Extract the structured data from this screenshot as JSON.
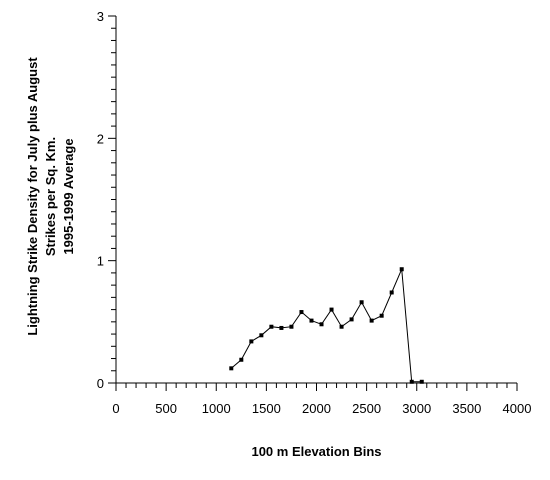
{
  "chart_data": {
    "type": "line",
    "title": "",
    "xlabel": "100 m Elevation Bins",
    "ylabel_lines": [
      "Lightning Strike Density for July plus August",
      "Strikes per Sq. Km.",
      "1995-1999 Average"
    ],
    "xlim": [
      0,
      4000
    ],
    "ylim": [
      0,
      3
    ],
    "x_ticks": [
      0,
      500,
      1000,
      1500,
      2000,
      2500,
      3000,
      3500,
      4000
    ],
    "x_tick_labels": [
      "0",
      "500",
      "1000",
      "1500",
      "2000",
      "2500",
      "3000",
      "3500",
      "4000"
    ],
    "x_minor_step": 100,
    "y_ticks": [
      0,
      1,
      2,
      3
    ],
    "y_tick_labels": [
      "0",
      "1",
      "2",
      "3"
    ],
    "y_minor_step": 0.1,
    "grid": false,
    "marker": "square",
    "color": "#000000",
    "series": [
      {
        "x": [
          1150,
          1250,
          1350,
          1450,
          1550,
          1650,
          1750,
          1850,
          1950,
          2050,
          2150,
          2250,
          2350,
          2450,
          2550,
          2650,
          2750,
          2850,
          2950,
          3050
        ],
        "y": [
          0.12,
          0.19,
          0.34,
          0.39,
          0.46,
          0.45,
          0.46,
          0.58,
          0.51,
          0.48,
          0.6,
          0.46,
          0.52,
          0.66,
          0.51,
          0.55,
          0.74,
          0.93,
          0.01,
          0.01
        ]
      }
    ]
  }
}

● Stated goal: Transcribe the records above exactly as they appear, leaving out any pictures.

● Answer for this exercise:
Extract the structured data from this screenshot as JSON.
{
  "chart_data": {
    "type": "line",
    "title": "",
    "xlabel": "100 m Elevation Bins",
    "ylabel_lines": [
      "Lightning Strike Density for July plus August",
      "Strikes per Sq. Km.",
      "1995-1999 Average"
    ],
    "xlim": [
      0,
      4000
    ],
    "ylim": [
      0,
      3
    ],
    "x_ticks": [
      0,
      500,
      1000,
      1500,
      2000,
      2500,
      3000,
      3500,
      4000
    ],
    "x_tick_labels": [
      "0",
      "500",
      "1000",
      "1500",
      "2000",
      "2500",
      "3000",
      "3500",
      "4000"
    ],
    "x_minor_step": 100,
    "y_ticks": [
      0,
      1,
      2,
      3
    ],
    "y_tick_labels": [
      "0",
      "1",
      "2",
      "3"
    ],
    "y_minor_step": 0.1,
    "grid": false,
    "marker": "square",
    "color": "#000000",
    "series": [
      {
        "x": [
          1150,
          1250,
          1350,
          1450,
          1550,
          1650,
          1750,
          1850,
          1950,
          2050,
          2150,
          2250,
          2350,
          2450,
          2550,
          2650,
          2750,
          2850,
          2950,
          3050
        ],
        "y": [
          0.12,
          0.19,
          0.34,
          0.39,
          0.46,
          0.45,
          0.46,
          0.58,
          0.51,
          0.48,
          0.6,
          0.46,
          0.52,
          0.66,
          0.51,
          0.55,
          0.74,
          0.93,
          0.01,
          0.01
        ]
      }
    ]
  }
}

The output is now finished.